- Task requirements
#1 According to the VCAM-1 abstract, which Rho family GTPase does VCAM-1 specifically activate?
#2 Name every condition that the VCAM-1 abstract lists as one in which VCAM-1 helps regulate inflammation.

Calcium mobilization and RAC1 activation are required for VCAM-1-stimulated NADPH oxidase activity

The cell adhesion molecule VCAM-1 plays an important role in regulation of inflammation in atherosclerosis, asthma, inflammatory bowel disease, or transplantation. VCAM-1 activates endothelial cell NADPH oxidase and this oxidase activity is required for VCAM-1-dependent lymphocyte migration. We previously reported that a mouse microvascular endothelial cell line promotes lymphocyte migration that is dependent on VCAM-1 but not on other known adhesion molecules. Here we have investigated the signaling mechanisms underlying VCAM-1 function. Lymphocyte binding to VCAM-1 on the endothelial cell surface activated an endothelial cell calcium flux that could be inhibited with anti-alpha 4-integrin and mimicked by anti-VCAM-1-coated beads. VCAM-1 stimulation of calcium responses could be blocked by an intracellular calcium mobilization inhibitor, a calcium channel inhibitor, or a calcium chelator, resulting in the inhibition of NADPH oxidase activity. Addition of ionomycin overcame the calcium channel blocker-suppressed, VCAM-1-stimulated NADPH oxidase activity, but could not reverse the inhibitory effect imposed by intracellular calcium blockage, indicating that both intracellular and extracellular calcium mobilizations are required for VCAM-1-mediated activation of NADPH oxidase. Furthermore, VCAM-1 specifically activated the Rho family GTPase Rac1 and VCAM-1 activation of NADPH oxidase was blocked by a dominant negative Rac1. Thus, VCAM-1 stimulates the mobilization of intracellular and extracellular calcium and Rac1 activity which are required for the activation of NADPH oxidase.

- Material supplied

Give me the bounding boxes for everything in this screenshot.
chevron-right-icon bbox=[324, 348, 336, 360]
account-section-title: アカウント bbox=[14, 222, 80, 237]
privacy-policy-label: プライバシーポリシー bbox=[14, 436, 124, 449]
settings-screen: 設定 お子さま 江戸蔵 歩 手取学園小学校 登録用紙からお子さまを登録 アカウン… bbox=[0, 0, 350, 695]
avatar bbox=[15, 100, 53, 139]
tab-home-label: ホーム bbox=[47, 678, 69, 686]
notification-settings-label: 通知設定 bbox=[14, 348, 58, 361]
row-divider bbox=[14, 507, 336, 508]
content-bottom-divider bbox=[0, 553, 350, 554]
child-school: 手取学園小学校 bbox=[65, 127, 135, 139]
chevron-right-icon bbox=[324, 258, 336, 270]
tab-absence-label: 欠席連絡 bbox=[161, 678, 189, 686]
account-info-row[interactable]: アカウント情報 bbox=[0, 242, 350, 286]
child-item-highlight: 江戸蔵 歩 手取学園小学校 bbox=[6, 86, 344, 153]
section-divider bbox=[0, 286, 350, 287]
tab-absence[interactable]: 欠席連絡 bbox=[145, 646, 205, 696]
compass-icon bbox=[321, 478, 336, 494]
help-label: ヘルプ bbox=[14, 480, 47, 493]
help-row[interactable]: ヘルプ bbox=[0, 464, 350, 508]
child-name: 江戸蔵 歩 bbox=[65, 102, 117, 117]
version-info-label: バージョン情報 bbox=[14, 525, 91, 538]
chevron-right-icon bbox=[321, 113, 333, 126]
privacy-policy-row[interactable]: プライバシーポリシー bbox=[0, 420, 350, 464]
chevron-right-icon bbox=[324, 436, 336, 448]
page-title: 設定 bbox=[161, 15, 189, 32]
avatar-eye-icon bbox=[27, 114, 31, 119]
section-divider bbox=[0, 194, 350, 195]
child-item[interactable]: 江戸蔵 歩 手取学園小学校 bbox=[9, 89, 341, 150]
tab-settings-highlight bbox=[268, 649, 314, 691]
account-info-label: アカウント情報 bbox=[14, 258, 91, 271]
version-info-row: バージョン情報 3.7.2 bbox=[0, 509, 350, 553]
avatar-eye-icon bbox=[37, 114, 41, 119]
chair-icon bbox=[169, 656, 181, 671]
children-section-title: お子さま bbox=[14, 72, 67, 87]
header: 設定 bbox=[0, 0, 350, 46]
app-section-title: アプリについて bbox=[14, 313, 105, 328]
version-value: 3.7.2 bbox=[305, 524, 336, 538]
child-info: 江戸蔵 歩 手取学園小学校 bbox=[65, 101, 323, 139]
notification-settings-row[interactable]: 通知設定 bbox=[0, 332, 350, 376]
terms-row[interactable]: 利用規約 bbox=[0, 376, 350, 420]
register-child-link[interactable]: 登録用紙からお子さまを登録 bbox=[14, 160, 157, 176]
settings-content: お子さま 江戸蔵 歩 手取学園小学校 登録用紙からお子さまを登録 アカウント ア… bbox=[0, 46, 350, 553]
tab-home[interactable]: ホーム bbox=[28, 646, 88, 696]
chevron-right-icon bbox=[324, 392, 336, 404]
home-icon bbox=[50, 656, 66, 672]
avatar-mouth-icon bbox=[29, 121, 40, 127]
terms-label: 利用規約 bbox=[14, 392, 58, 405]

- Task-by-task results
#1 Rac1

#2 Atherosclerosis, asthma, inflammatory bowel disease, and transplantation.